What needs to be done => Copy each line below without leaving any out.

The records =>
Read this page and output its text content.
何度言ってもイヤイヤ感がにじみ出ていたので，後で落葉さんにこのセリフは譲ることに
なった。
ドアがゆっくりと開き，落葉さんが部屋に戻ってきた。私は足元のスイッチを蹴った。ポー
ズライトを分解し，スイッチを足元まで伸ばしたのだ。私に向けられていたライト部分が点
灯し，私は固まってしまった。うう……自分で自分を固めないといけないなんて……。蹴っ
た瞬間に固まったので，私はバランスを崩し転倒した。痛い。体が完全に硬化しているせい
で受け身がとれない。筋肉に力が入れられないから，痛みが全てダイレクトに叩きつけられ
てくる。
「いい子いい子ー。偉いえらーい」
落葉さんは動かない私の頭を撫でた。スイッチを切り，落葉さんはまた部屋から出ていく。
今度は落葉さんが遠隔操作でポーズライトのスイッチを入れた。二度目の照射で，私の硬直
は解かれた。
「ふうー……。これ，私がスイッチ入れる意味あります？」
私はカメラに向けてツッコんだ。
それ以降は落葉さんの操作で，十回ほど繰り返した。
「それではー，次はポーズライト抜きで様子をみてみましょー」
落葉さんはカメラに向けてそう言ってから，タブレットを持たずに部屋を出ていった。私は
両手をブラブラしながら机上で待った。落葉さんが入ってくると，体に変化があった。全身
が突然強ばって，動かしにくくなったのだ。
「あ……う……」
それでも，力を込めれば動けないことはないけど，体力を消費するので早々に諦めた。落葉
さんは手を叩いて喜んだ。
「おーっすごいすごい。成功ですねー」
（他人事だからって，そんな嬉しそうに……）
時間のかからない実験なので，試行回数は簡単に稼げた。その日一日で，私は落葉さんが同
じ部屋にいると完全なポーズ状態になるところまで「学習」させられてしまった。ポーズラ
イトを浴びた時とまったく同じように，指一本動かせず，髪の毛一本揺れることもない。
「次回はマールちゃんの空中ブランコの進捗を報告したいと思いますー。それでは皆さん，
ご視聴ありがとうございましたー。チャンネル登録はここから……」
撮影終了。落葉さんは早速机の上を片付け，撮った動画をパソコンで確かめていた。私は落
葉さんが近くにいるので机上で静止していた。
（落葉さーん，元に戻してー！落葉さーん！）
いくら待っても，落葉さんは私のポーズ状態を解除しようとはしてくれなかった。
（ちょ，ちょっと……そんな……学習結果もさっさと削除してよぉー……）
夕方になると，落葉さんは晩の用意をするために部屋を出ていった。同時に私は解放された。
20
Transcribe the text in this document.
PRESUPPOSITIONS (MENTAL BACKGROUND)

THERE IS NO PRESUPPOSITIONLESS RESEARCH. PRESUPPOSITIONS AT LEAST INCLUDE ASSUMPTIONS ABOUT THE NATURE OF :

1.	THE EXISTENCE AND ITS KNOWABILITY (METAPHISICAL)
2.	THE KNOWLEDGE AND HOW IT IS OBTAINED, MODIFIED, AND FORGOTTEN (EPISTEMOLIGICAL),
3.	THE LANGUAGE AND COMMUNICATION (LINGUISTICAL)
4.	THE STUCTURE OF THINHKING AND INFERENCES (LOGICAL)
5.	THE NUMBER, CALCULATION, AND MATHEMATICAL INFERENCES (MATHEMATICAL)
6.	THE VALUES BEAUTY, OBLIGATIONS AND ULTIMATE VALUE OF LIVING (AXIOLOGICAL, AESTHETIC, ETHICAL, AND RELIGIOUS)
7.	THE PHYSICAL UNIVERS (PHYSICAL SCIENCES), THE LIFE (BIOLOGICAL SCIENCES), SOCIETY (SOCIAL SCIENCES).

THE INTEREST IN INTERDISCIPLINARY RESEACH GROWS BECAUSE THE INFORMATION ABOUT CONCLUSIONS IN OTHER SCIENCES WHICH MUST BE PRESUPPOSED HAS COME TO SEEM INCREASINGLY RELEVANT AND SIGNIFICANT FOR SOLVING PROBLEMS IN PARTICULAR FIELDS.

Response to this exercise =>
Read this page and output its text content.
何度言ってもイヤイヤ感がにじみ出ていたので，後で落葉さんにこのセリフは譲ることに
なった。
ドアがゆっくりと開き，落葉さんが部屋に戻ってきた。私は足元のスイッチを蹴った。ポー
ズライトを分解し，スイッチを足元まで伸ばしたのだ。私に向けられていたライト部分が点
灯し，私は固まってしまった。うう……自分で自分を固めないといけないなんて……。蹴っ
た瞬間に固まったので，私はバランスを崩し転倒した。痛い。体が完全に硬化しているせい
で受け身がとれない。筋肉に力が入れられないから，痛みが全てダイレクトに叩きつけられ
てくる。
「いい子いい子ー。偉いえらーい」
落葉さんは動かない私の頭を撫でた。スイッチを切り，落葉さんはまた部屋から出ていく。
今度は落葉さんが遠隔操作でポーズライトのスイッチを入れた。二度目の照射で，私の硬直
は解かれた。
「ふうー……。これ，私がスイッチ入れる意味あります？」
私はカメラに向けてツッコんだ。
それ以降は落葉さんの操作で，十回ほど繰り返した。
「それではー，次はポーズライト抜きで様子をみてみましょー」
落葉さんはカメラに向けてそう言ってから，タブレットを持たずに部屋を出ていった。私は
両手をブラブラしながら机上で待った。落葉さんが入ってくると，体に変化があった。全身
が突然強ばって，動かしにくくなったのだ。
「あ……う……」
それでも，力を込めれば動けないことはないけど，体力を消費するので早々に諦めた。落葉
さんは手を叩いて喜んだ。
「おーっすごいすごい。成功ですねー」
（他人事だからって，そんな嬉しそうに……）
時間のかからない実験なので，試行回数は簡単に稼げた。その日一日で，私は落葉さんが同
じ部屋にいると完全なポーズ状態になるところまで「学習」させられてしまった。ポーズラ
イトを浴びた時とまったく同じように，指一本動かせず，髪の毛一本揺れることもない。
「次回はマールちゃんの空中ブランコの進捗を報告したいと思いますー。それでは皆さん，
ご視聴ありがとうございましたー。チャンネル登録はここから……」
撮影終了。落葉さんは早速机の上を片付け，撮った動画をパソコンで確かめていた。私は落
葉さんが近くにいるので机上で静止していた。
（落葉さーん，元に戻してー！落葉さーん！）
いくら待っても，落葉さんは私のポーズ状態を解除しようとはしてくれなかった。
（ちょ，ちょっと……そんな……学習結果もさっさと削除してよぉー……）
夕方になると，落葉さんは晩の用意をするために部屋を出ていった。同時に私は解放された。
20
Transcribe the text in this document.
PRESUPPOSITIONS (MENTAL BACKGROUND)

THERE IS NO PRESUPPOSITIONLESS RESEARCH. PRESUPPOSITIONS AT LEAST INCLUDE ASSUMPTIONS ABOUT THE NATURE OF :

1.	THE EXISTENCE AND ITS KNOWABILITY (METAPHISICAL)
2.	THE KNOWLEDGE AND HOW IT IS OBTAINED, MODIFIED, AND FORGOTTEN (EPISTEMOLIGICAL),
3.	THE LANGUAGE AND COMMUNICATION (LINGUISTICAL)
4.	THE STUCTURE OF THINHKING AND INFERENCES (LOGICAL)
5.	THE NUMBER, CALCULATION, AND MATHEMATICAL INFERENCES (MATHEMATICAL)
6.	THE VALUES BEAUTY, OBLIGATIONS AND ULTIMATE VALUE OF LIVING (AXIOLOGICAL, AESTHETIC, ETHICAL, AND RELIGIOUS)
7.	THE PHYSICAL UNIVERS (PHYSICAL SCIENCES), THE LIFE (BIOLOGICAL SCIENCES), SOCIETY (SOCIAL SCIENCES).

THE INTEREST IN INTERDISCIPLINARY RESEACH GROWS BECAUSE THE INFORMATION ABOUT CONCLUSIONS IN OTHER SCIENCES WHICH MUST BE PRESUPPOSED HAS COME TO SEEM INCREASINGLY RELEVANT AND SIGNIFICANT FOR SOLVING PROBLEMS IN PARTICULAR FIELDS.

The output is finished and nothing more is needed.